**TASK GOAL:** Read the lines that follow and tally those with the word "JSON"; give the number and nothing else.

# START OF PROVIDED ENTRIES

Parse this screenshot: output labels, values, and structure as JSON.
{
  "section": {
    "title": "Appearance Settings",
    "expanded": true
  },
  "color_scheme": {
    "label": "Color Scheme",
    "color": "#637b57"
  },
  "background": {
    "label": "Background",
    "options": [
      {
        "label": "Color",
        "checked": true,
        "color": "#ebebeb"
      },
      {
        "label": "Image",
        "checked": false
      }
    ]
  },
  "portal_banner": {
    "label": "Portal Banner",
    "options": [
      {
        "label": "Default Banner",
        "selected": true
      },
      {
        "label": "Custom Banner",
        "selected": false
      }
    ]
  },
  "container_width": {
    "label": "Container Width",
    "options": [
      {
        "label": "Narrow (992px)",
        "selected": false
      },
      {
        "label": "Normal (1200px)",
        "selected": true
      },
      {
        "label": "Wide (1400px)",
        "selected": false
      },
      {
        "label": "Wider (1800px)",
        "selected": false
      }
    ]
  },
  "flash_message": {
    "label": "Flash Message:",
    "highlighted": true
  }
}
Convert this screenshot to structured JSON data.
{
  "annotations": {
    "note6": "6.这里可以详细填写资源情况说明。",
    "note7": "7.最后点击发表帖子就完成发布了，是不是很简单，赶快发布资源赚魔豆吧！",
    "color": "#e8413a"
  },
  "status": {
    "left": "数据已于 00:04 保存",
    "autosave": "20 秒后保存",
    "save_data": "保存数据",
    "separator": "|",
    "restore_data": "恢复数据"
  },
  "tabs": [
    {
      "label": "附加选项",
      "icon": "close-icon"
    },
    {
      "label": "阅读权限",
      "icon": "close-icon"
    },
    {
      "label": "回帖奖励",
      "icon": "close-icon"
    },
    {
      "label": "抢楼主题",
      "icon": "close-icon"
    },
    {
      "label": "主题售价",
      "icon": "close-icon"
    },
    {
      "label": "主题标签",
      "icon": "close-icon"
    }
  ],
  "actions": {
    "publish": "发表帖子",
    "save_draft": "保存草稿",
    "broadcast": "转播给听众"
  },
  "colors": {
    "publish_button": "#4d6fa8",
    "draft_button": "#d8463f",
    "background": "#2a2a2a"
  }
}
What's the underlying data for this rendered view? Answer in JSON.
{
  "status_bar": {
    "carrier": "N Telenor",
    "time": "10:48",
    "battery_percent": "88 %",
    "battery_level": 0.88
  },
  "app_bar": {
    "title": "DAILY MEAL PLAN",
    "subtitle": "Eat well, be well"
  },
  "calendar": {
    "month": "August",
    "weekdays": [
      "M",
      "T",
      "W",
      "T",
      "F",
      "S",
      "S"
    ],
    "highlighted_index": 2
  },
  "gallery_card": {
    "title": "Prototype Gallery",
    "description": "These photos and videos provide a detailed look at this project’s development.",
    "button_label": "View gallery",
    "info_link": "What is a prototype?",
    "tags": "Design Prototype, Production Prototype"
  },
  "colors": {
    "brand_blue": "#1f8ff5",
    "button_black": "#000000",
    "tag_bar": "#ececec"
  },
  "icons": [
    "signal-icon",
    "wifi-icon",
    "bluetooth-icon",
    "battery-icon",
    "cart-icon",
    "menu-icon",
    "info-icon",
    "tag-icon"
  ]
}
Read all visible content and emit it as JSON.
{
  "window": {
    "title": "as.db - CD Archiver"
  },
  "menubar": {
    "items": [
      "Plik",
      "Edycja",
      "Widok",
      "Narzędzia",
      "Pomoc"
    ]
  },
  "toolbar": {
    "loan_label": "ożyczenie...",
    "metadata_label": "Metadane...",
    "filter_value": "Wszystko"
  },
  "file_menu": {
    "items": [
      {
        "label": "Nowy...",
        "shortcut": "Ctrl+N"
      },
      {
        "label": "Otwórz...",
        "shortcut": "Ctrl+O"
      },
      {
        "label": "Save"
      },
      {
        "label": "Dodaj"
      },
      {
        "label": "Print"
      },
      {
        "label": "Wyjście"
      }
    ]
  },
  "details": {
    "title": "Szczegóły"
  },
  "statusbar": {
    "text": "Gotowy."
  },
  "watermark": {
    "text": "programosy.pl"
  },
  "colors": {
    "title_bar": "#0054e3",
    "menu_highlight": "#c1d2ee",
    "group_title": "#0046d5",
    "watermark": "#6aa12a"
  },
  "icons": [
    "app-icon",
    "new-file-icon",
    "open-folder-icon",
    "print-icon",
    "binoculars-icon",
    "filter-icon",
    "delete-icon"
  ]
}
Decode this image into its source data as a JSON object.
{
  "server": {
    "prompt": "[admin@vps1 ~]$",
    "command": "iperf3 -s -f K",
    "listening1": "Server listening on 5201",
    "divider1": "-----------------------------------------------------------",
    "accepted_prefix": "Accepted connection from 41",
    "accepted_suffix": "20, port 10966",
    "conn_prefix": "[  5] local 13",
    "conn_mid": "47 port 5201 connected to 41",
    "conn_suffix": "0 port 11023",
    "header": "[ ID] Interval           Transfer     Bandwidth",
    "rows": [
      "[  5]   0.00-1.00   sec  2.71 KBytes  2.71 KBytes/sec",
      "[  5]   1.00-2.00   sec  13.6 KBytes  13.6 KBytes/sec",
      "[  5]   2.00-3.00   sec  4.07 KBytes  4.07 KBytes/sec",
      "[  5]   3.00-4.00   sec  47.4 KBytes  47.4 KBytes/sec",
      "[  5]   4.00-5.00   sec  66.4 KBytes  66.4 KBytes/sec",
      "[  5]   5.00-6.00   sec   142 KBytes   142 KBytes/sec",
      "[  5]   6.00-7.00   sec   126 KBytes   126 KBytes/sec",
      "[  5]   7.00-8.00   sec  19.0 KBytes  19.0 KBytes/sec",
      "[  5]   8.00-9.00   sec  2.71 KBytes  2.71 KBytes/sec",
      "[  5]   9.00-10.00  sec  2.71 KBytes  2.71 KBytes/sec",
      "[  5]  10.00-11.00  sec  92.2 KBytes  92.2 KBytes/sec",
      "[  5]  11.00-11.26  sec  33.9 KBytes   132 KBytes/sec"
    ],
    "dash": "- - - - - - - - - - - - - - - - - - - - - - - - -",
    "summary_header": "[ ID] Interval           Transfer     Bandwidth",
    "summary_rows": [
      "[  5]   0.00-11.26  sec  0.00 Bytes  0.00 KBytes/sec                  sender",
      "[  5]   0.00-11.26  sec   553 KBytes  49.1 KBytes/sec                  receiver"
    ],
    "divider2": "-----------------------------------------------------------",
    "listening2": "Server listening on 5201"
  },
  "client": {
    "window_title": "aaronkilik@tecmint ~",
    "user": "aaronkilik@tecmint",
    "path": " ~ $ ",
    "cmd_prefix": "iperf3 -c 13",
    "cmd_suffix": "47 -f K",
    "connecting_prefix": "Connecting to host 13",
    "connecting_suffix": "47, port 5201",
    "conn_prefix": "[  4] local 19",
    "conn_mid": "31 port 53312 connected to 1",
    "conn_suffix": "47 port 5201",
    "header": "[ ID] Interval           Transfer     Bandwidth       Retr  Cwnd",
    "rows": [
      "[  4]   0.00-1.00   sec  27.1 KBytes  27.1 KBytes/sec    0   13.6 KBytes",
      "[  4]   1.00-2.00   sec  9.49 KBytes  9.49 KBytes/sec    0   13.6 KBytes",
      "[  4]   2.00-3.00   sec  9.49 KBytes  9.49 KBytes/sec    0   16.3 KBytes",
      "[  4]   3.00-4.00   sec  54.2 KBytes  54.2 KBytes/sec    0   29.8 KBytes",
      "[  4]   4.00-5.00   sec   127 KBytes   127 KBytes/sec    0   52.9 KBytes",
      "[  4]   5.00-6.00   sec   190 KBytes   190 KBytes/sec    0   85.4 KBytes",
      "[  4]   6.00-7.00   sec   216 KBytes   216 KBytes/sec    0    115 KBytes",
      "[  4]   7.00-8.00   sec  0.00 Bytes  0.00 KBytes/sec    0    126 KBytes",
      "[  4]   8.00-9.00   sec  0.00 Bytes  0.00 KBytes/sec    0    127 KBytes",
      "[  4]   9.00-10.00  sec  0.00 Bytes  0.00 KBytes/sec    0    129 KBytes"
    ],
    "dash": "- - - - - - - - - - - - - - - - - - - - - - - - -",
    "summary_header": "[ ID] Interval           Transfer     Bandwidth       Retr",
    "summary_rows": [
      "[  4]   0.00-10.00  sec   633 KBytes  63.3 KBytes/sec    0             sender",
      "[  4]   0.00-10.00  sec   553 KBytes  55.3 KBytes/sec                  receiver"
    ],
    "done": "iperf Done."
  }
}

# END OF PROVIDED ENTRIES

**EXERCISE SOLUTION:** 5